• Goal
Wherever the string "sono" appears in the listing, copy that line.
===
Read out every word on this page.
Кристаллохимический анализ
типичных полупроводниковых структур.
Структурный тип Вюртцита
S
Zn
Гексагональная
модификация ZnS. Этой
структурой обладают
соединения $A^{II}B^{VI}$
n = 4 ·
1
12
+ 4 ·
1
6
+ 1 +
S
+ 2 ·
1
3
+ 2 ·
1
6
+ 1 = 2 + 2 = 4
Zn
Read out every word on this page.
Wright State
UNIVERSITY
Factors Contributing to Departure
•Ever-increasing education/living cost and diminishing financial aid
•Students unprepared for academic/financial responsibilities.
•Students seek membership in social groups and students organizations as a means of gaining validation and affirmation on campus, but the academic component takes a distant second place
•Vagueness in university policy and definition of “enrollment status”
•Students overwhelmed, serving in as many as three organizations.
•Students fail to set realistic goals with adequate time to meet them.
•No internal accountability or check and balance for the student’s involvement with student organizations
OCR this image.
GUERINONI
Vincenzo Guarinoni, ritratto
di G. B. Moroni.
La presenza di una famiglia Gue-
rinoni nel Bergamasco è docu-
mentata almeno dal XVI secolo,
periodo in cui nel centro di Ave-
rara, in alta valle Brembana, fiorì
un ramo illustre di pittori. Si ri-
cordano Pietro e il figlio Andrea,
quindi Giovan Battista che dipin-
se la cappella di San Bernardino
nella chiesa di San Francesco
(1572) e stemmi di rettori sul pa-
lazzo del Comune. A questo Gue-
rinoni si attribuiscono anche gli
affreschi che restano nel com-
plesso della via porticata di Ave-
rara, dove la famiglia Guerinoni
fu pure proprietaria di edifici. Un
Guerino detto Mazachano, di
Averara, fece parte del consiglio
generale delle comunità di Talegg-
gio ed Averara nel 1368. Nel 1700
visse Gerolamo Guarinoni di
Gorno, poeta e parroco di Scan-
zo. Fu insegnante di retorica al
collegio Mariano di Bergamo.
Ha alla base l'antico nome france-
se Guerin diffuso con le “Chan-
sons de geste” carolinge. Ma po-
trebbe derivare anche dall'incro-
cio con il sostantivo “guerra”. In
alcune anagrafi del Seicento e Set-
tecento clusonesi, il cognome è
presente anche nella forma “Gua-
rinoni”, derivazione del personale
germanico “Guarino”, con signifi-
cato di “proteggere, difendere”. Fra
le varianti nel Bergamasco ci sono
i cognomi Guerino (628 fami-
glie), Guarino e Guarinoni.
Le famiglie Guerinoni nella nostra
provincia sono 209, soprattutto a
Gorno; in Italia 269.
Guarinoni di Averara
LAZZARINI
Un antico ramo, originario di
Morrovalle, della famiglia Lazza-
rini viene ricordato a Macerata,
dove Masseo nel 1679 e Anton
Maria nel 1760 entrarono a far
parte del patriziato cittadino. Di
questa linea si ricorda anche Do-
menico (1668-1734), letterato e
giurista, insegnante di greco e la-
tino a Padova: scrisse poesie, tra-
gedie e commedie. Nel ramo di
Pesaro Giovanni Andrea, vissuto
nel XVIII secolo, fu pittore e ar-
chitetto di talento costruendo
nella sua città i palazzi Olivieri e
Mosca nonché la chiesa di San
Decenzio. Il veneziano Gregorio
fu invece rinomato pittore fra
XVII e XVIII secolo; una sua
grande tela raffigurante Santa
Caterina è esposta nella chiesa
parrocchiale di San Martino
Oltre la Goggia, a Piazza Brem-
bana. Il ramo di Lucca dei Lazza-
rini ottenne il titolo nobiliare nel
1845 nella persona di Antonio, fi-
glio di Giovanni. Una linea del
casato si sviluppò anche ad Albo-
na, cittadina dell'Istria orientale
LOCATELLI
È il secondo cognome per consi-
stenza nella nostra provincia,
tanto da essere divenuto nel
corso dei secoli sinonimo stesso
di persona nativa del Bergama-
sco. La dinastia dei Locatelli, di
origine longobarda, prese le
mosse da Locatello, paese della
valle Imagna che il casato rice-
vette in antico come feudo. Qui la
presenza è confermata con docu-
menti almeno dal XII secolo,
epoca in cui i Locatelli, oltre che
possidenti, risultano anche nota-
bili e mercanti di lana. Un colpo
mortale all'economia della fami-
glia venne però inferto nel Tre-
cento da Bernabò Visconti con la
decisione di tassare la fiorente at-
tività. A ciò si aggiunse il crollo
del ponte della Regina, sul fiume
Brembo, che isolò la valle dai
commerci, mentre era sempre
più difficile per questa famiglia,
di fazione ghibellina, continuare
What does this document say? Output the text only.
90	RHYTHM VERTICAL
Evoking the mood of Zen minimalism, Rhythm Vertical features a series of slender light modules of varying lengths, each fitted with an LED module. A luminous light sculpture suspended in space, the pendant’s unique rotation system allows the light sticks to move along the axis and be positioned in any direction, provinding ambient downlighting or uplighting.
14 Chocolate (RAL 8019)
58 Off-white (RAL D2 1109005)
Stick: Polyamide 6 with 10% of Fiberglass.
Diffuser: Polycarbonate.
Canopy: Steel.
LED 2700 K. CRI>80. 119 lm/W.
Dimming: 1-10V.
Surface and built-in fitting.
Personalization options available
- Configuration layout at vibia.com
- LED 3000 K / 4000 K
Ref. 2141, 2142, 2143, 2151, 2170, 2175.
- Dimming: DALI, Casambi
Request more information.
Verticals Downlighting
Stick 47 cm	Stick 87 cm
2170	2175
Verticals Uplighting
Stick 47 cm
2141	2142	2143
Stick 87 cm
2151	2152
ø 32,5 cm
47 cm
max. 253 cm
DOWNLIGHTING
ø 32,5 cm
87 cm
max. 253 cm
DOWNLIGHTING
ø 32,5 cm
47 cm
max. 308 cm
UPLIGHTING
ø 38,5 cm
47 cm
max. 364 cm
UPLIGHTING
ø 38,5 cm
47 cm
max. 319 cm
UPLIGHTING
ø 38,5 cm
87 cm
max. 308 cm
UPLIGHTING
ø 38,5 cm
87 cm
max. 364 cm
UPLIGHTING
===
• Answer to the exercise
le varianti nel Bergamasco ci sono
provincia sono 209, soprattutto a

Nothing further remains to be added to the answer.